> Objective: Repeat each line of the material below exactly as it appears, minus any pictures.

::::::

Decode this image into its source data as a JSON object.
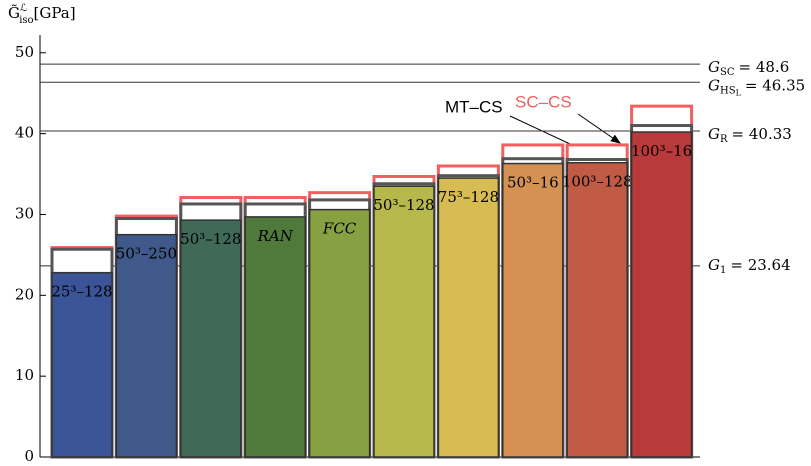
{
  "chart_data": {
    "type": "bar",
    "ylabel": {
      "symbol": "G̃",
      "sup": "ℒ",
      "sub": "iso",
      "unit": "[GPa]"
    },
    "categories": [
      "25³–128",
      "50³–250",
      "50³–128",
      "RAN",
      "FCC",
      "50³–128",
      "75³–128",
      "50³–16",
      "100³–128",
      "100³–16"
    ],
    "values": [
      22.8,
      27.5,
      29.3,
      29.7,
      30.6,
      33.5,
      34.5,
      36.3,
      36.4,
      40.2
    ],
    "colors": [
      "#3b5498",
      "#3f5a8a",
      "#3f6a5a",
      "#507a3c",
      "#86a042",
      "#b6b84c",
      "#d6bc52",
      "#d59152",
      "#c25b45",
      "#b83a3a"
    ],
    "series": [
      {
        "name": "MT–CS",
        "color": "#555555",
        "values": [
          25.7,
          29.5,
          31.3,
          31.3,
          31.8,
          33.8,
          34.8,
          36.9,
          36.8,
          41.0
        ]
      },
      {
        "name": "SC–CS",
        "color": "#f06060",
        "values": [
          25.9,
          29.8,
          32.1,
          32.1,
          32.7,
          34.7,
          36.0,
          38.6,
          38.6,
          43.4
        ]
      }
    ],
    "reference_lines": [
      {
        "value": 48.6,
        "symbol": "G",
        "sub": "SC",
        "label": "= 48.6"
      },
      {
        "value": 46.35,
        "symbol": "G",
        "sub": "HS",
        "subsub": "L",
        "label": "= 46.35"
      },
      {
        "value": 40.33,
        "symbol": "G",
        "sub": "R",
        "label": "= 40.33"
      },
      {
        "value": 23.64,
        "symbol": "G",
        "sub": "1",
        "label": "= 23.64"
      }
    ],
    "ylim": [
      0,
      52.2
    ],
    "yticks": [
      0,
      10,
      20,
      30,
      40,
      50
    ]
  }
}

::::::

> The result:
Decode this image into its source data as a JSON object.
{
  "chart_data": {
    "type": "bar",
    "ylabel": {
      "symbol": "G̃",
      "sup": "ℒ",
      "sub": "iso",
      "unit": "[GPa]"
    },
    "categories": [
      "25³–128",
      "50³–250",
      "50³–128",
      "RAN",
      "FCC",
      "50³–128",
      "75³–128",
      "50³–16",
      "100³–128",
      "100³–16"
    ],
    "values": [
      22.8,
      27.5,
      29.3,
      29.7,
      30.6,
      33.5,
      34.5,
      36.3,
      36.4,
      40.2
    ],
    "colors": [
      "#3b5498",
      "#3f5a8a",
      "#3f6a5a",
      "#507a3c",
      "#86a042",
      "#b6b84c",
      "#d6bc52",
      "#d59152",
      "#c25b45",
      "#b83a3a"
    ],
    "series": [
      {
        "name": "MT–CS",
        "color": "#555555",
        "values": [
          25.7,
          29.5,
          31.3,
          31.3,
          31.8,
          33.8,
          34.8,
          36.9,
          36.8,
          41.0
        ]
      },
      {
        "name": "SC–CS",
        "color": "#f06060",
        "values": [
          25.9,
          29.8,
          32.1,
          32.1,
          32.7,
          34.7,
          36.0,
          38.6,
          38.6,
          43.4
        ]
      }
    ],
    "reference_lines": [
      {
        "value": 48.6,
        "symbol": "G",
        "sub": "SC",
        "label": "= 48.6"
      },
      {
        "value": 46.35,
        "symbol": "G",
        "sub": "HS",
        "subsub": "L",
        "label": "= 46.35"
      },
      {
        "value": 40.33,
        "symbol": "G",
        "sub": "R",
        "label": "= 40.33"
      },
      {
        "value": 23.64,
        "symbol": "G",
        "sub": "1",
        "label": "= 23.64"
      }
    ],
    "ylim": [
      0,
      52.2
    ],
    "yticks": [
      0,
      10,
      20,
      30,
      40,
      50
    ]
  }
}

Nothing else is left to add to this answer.